Domenica il quotidiano francese Le Figaro ha fatto uscire un’indiscrezione velenosa: da tre settimane sarebbero in corso colloqui backchannel (ossia non ufficiali) tra funzionari americani e iraniani per il rientro degli Stati Uniti nell’accordo sul congelamento del programma nucleare di Teheran, il Jcpoa. Gli incontri stanno avvenendo a New York – dove si trova il Palazzo di Vetro dell’Onu, istituzione parte in causa dell’accordo firmato oltre che dall’Iran e dagli Usa, da Francia, Regno Unito, Cina e Russia, ossia dai membri del Consiglio di Sicurezza delle Nazioni Unite (tant’è che il meccanismo di negoziazione arrivato alla stesura dell’intesa nel 2015 si chiamava 5+1, dove era inserita anche la Germania nelle vesti di rappresentate dell’Unione europea).

In un’intervista su Repubblica il viceministro degli Esteri iraniano, Abbas Araghchi, ha negato qualsiasi genere di colloquio in corso. Domanda del giornalista Vincenzo Nigro: “Avete iniziato ad avere contatti riservati con la nuova amministrazione?”. Risposta del viceministro iraniano: “No, non abbiamo avviato nulla e non abbiamo nessuna intenzione di farlo. Chiaramente, attendiamo che entrino pienamente in servizio e inizino a ragionare su come fare le loro scelte”.

Le Figaro non indica chi parla con gli iraniani, ma scrive che si tratta di un inviato “della nuova amministrazione” statunitense guidata dal democratico Joe Biden, che ha già espresso l’intenzione di tornare al tavolo negoziale con la Repubblica islamica. O almeno lavorare per conto di. All’esatto opposto, il suo predecessore Donald Trump ha guidato non solo l’uscita unilaterale statunitense dal Jcpoa – maggio 2018 – ma ha anche avviato contro l’Iran quella che è stata definita la “massima pressione”, una serie di misure volta a sfiancare quello che viene considerato il principale nemico americano in Medio Oriente. L’amministrazione Biden per ora non ha commentato la vicenda, di cui aveva parlato anche l’israeliano Channel 12 a metà mese.

Nel caso del canale israeliano, passare l’informazione poteva servire a informare in modo (in)discreto Washington sul fatto che Tel Aviv era a conoscenza di certe attività – non un fatto eccezionale d’altronde. Ma nel caso del quotidiano francese, chi ha passato l’informazione ? E perché ? La Francia ai tempi del negoziato condotto dall’allora amministrazione Obama ha più volte giocato il ruolo del poliziotto cattivo, molto critico con Teheran, poi successivamente davanti all’uscita trumpiana dal deal aveva usato la questione come uno dei terreni in cui l’Europa – rappresentata dai cosiddetti E3 nell’accordo – avrebbe dovuto dimostrarsi in grado di muoversi in autonomia per privilegiare la propria sovranità strategica. Questione che recentemente ha visto Emmanuel Macron in attacco.
______________________________
* Testo della consegna: Riduci a un elenco puntato il paragrafo dell'articolo sui colloqui tra Usa e Iran che inizia con «In un'intervista su Repubblica», conservandone i fatti principali.

(Un blocco di dati)
______________________________
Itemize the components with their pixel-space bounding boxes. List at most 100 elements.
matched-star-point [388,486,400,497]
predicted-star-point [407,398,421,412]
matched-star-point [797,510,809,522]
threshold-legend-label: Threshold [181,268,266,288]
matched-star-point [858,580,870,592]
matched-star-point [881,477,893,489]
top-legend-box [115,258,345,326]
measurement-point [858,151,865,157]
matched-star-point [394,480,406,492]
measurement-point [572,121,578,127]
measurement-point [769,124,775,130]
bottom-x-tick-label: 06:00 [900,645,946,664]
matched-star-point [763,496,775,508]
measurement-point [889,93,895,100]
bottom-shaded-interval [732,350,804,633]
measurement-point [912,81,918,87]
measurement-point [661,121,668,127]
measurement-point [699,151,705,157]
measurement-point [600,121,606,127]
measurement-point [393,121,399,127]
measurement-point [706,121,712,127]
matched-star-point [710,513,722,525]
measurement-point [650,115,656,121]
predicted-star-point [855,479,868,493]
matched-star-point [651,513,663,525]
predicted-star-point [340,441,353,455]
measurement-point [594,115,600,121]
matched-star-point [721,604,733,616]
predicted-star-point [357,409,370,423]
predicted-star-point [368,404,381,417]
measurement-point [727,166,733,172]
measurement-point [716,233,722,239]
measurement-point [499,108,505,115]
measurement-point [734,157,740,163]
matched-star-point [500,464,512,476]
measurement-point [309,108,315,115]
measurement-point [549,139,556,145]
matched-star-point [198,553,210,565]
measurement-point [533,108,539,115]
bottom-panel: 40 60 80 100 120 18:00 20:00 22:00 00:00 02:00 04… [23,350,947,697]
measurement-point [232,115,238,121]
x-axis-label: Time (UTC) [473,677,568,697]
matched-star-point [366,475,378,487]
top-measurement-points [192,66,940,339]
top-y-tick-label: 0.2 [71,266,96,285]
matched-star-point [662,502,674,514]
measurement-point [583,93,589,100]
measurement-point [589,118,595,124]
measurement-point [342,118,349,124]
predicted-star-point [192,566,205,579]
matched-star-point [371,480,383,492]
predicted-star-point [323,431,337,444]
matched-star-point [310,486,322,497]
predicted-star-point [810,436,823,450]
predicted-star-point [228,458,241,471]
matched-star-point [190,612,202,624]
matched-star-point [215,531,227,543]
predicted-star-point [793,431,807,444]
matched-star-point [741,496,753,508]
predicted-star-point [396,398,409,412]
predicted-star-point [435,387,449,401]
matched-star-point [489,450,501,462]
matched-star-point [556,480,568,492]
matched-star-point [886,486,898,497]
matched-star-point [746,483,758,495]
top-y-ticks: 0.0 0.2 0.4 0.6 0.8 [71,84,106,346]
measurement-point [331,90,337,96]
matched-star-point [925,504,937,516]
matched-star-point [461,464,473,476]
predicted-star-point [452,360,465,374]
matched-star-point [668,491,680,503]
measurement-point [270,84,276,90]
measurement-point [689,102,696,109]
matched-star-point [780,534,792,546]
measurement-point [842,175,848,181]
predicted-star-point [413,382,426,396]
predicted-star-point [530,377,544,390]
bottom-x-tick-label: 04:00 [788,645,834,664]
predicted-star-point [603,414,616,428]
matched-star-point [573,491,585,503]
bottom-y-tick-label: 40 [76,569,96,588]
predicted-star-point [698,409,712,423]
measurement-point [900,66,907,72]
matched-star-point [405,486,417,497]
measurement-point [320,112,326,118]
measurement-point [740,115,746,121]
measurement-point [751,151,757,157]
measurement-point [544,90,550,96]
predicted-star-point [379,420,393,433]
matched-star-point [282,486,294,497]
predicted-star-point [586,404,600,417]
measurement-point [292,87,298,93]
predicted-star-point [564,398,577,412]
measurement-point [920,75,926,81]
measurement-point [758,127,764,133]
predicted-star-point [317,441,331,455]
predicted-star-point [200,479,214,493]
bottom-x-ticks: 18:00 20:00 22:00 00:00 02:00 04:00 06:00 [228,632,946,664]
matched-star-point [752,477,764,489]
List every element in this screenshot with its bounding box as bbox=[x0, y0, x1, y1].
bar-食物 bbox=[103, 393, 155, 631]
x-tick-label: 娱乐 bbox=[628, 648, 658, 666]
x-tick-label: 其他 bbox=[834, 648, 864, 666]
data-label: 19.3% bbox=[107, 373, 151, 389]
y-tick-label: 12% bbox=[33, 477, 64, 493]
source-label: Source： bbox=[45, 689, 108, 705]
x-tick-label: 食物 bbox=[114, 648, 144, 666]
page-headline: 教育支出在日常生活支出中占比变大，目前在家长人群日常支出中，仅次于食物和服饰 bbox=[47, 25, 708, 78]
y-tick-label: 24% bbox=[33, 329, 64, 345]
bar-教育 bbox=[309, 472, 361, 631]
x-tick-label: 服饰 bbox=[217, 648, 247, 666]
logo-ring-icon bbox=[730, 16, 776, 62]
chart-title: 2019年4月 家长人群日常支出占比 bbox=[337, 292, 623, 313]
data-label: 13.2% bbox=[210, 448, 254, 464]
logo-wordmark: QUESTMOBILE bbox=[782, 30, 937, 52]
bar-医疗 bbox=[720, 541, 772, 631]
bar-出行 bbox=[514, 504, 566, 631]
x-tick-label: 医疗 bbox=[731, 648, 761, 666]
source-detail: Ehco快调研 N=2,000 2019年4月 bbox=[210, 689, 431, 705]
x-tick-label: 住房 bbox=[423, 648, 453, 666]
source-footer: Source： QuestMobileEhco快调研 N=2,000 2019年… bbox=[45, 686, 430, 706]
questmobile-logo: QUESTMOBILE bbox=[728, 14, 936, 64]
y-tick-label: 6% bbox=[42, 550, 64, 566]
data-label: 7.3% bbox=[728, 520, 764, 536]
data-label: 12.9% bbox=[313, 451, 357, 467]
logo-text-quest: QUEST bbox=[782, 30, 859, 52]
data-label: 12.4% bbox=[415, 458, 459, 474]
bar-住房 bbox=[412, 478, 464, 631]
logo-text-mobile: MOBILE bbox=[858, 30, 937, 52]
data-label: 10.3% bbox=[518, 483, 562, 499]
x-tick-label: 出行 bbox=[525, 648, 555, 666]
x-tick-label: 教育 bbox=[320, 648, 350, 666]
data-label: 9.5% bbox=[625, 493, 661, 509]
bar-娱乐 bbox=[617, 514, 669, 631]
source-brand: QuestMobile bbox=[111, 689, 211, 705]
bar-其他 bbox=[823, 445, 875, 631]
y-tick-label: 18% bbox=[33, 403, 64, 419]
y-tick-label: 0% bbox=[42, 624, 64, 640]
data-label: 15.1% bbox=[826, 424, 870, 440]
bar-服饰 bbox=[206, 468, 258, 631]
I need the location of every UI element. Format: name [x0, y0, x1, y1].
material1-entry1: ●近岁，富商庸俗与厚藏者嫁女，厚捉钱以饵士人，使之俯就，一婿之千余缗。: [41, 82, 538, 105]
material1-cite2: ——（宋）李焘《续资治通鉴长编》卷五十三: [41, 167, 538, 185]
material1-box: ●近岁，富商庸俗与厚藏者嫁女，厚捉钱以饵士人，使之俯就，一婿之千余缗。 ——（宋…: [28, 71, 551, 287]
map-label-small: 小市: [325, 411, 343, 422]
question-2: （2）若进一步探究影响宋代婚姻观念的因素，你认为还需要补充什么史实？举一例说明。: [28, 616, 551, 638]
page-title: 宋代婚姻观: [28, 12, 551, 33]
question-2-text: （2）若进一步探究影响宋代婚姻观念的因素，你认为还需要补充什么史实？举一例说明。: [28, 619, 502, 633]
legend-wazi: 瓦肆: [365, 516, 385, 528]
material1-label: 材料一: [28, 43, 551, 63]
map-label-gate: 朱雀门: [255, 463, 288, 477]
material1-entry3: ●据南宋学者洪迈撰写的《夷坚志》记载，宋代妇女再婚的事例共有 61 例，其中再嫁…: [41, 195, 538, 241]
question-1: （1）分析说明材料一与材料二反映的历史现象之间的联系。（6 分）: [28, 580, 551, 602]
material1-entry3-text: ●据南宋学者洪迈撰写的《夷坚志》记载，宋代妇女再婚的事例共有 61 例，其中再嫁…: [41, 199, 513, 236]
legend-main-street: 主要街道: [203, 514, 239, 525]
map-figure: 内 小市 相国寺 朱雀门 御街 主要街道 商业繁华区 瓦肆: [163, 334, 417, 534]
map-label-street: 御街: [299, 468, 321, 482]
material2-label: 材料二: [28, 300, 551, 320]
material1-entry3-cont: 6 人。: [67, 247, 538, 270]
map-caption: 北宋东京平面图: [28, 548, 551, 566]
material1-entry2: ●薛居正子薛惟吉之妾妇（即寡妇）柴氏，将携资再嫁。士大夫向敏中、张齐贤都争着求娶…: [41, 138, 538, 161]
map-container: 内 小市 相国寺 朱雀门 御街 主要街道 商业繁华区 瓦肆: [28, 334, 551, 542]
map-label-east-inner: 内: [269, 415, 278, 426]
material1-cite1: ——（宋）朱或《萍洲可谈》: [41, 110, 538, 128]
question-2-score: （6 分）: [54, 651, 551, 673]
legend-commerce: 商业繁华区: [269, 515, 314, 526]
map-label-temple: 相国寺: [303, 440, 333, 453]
______________________________
* Risposta alla consegna:
- Su Repubblica il viceministro degli Esteri iraniano, Abbas Araghchi, ha negato qualsiasi colloquio in corso.
- Il giornalista Vincenzo Nigro gli ha chiesto se l'Iran avesse avviato contatti riservati con la nuova amministrazione.
- Araghchi ha risposto che non è stato avviato nulla e che non c'è alcuna intenzione di farlo.
- L'Iran attende che la nuova amministrazione entri pienamente in servizio e cominci a ragionare su come fare le proprie scelte.